▶ **Data extract**
----
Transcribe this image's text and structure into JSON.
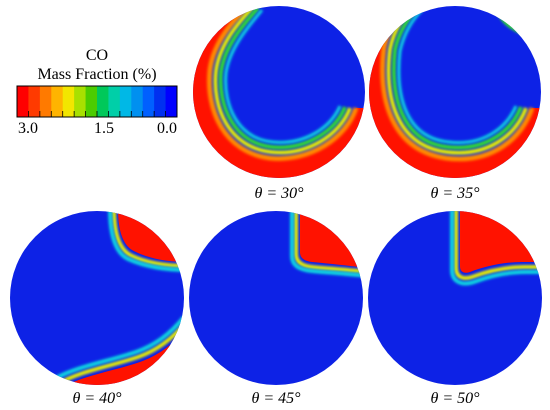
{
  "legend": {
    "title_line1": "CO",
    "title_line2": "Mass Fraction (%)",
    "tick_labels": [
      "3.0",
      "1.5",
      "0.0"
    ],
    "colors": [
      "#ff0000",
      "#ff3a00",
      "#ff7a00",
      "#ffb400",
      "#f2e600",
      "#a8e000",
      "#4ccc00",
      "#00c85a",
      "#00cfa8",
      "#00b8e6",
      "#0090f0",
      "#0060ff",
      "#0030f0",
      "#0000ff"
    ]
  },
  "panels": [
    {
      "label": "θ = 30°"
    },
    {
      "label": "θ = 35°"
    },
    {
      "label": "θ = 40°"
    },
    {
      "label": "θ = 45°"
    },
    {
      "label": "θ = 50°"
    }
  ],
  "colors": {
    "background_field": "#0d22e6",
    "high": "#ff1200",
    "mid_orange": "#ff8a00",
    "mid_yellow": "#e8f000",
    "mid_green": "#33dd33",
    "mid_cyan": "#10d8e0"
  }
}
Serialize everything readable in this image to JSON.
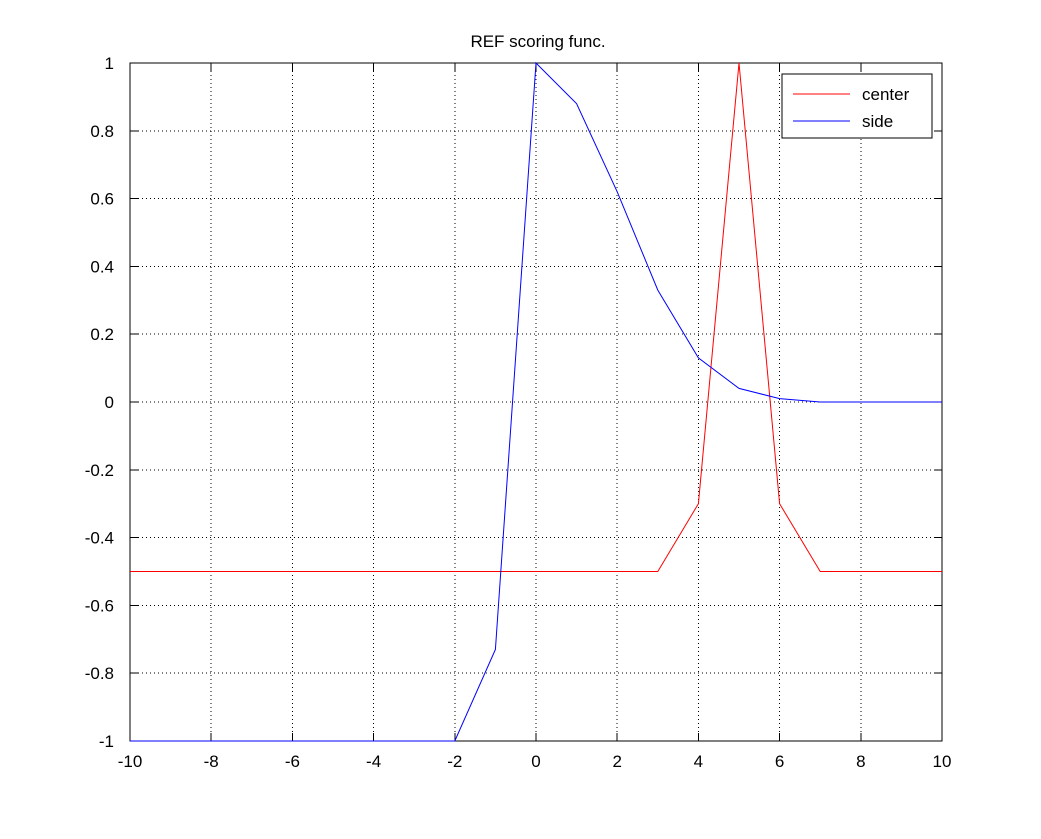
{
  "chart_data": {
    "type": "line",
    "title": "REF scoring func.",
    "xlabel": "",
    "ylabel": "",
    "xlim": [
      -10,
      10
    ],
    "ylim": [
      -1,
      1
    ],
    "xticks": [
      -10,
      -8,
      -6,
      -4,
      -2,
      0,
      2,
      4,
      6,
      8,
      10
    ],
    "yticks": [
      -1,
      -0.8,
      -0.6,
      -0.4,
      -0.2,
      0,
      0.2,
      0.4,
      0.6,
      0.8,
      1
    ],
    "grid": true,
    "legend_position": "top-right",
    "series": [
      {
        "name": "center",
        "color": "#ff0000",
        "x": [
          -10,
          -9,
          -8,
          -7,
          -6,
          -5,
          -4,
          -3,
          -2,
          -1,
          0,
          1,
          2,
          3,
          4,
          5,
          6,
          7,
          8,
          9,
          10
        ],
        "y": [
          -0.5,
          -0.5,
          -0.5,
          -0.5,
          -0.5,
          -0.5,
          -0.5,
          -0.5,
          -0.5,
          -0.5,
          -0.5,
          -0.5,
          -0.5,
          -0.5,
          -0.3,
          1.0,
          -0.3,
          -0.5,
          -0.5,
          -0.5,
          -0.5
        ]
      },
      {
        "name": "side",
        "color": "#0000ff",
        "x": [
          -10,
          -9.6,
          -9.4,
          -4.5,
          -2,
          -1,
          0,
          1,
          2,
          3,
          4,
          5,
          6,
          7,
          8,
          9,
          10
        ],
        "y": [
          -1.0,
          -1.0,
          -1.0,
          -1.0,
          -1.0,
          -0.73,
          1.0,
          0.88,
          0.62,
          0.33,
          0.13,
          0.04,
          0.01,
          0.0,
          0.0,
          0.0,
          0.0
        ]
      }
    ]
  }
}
----
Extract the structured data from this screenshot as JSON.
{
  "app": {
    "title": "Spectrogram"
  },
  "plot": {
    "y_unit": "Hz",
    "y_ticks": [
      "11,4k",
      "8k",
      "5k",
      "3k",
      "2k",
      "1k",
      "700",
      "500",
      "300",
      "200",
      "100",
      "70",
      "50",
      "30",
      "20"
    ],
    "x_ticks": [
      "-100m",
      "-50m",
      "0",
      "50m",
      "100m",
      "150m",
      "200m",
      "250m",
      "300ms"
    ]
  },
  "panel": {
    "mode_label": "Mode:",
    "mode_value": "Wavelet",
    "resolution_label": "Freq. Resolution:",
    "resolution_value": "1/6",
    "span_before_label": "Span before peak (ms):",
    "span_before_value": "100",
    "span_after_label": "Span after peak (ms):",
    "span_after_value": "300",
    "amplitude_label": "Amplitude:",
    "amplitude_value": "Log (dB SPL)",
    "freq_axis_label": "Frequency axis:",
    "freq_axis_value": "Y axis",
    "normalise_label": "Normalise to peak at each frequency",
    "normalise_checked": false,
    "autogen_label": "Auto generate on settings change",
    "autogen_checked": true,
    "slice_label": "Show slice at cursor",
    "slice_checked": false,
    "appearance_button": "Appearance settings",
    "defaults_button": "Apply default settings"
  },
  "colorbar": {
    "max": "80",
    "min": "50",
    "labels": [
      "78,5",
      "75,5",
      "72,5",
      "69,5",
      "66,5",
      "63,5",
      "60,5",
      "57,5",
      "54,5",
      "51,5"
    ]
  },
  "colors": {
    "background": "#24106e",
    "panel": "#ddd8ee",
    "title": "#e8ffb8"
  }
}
----
Filter the records down to the lines that contain the string "axis", and copy those lines.

    "freq_axis_label": "Frequency axis:",
    "freq_axis_value": "Y axis",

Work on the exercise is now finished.